**Document source**
○ ○ ○ ○ ○

Le palmier en ZINC

Je comprends vite qu’en fait j’ai rien à foutre, je suis juste là car il faut un européen pour montrer une présence d’un “cadre”GMS en offshore, je suis une sorte de marionnette qui fait croire que..
Je pilote rien et j’y connais rien . Je fais juste un sourire aux cadres Zadco( Égyptiens ou Algériens   et toujours des gros connards prétentieux et hautains) qui passent dans le coin pour mesurer la température garantie par contrat à 21 degrés,et goûter la bouffe qui est d’ailleurs copieuse et excellente . On prend vite du poids et de la mauvaise graisse.Je me vois rapidement blanchir et quelques bourrelets flasques arrivent très vite.Je suis arrivé affuté par 6 mois de haute mer entre Hong Kong et Rhodes et très vite je ne reconnais plus mon corps dans la glace de la salle de Gym que j'essaye de fréquenter mais je déteste ce genre de truc  comme le Home trainer  en confinement ..

○ ○ ○ ○ ○

**Objectif visé 1**
Recopiez le passage du document source qui commence à « Je comprends vite qu’en » et se termine à « en confinement .. ».
**Objectif visé 2**
Indiquez toutes les lignes des entrées qui contiennent la chaîne « SIDE ».

○ ○ ○ ○ ○

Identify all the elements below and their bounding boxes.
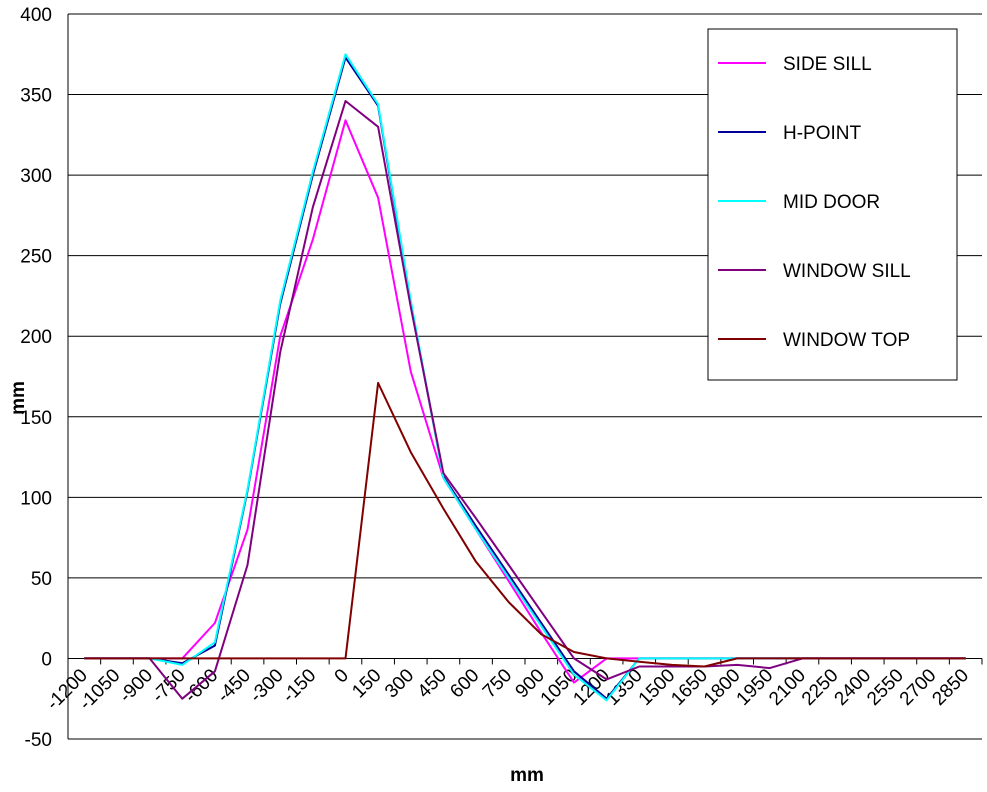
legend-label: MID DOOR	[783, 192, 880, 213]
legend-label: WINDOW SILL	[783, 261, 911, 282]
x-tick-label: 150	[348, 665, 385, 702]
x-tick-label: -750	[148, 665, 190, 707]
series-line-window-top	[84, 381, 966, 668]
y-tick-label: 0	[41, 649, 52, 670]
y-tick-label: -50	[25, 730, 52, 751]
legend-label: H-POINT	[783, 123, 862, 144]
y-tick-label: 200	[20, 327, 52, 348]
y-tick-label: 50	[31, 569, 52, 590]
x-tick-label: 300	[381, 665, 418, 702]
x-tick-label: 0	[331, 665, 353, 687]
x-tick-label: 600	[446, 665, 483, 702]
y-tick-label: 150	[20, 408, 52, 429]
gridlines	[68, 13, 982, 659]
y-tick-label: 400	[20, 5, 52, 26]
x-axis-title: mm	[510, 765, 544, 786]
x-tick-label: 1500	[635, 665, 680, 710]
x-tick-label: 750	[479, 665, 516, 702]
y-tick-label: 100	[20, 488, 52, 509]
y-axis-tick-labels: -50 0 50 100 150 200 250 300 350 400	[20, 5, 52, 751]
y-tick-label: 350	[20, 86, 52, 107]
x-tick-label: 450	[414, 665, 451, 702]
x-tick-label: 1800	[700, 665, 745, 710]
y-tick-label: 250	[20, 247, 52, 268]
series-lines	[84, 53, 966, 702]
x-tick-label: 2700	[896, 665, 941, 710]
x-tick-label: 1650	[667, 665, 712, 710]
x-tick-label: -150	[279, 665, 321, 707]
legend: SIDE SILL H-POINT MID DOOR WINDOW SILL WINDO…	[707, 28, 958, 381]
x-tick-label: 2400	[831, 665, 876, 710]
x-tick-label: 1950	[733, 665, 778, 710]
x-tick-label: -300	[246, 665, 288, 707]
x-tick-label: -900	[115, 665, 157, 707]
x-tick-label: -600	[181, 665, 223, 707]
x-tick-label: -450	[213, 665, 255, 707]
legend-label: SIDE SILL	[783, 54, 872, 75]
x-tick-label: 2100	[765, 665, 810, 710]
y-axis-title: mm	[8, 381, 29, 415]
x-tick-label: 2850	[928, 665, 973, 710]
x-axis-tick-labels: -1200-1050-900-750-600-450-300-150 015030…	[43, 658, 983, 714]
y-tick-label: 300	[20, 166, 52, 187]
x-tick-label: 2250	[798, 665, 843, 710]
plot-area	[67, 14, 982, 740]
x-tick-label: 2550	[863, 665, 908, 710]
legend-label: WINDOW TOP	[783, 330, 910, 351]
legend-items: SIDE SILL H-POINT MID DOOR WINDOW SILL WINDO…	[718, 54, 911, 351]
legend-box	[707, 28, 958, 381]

○ ○ ○ ○ ○

**Réponse 1**
Je comprends vite qu’en fait j’ai rien à foutre, je suis juste là car il faut un européen pour montrer une présence d’un “cadre”GMS en offshore, je suis une sorte de marionnette qui fait croire que..
Je pilote rien et j’y connais rien . Je fais juste un sourire aux cadres Zadco( Égyptiens ou Algériens   et toujours des gros connards prétentieux et hautains) qui passent dans le coin pour mesurer la température garantie par contrat à 21 degrés,et goûter la bouffe qui est d’ailleurs copieuse et excellente . On prend vite du poids et de la mauvaise graisse.Je me vois rapidement blanchir et quelques bourrelets flasques arrivent très vite.Je suis arrivé affuté par 6 mois de haute mer entre Hong Kong et Rhodes et très vite je ne reconnais plus mon corps dans la glace de la salle de Gym que j'essaye de fréquenter mais je déteste ce genre de truc  comme le Home trainer  en confinement ..

**Réponse 2**
legend: SIDE SILL H-POINT MID DOOR WINDOW SILL WINDO…	[707, 28, 958, 381]
legend-label: SIDE SILL	[783, 54, 872, 75]
legend-items: SIDE SILL H-POINT MID DOOR WINDOW SILL WINDO…	[718, 54, 911, 351]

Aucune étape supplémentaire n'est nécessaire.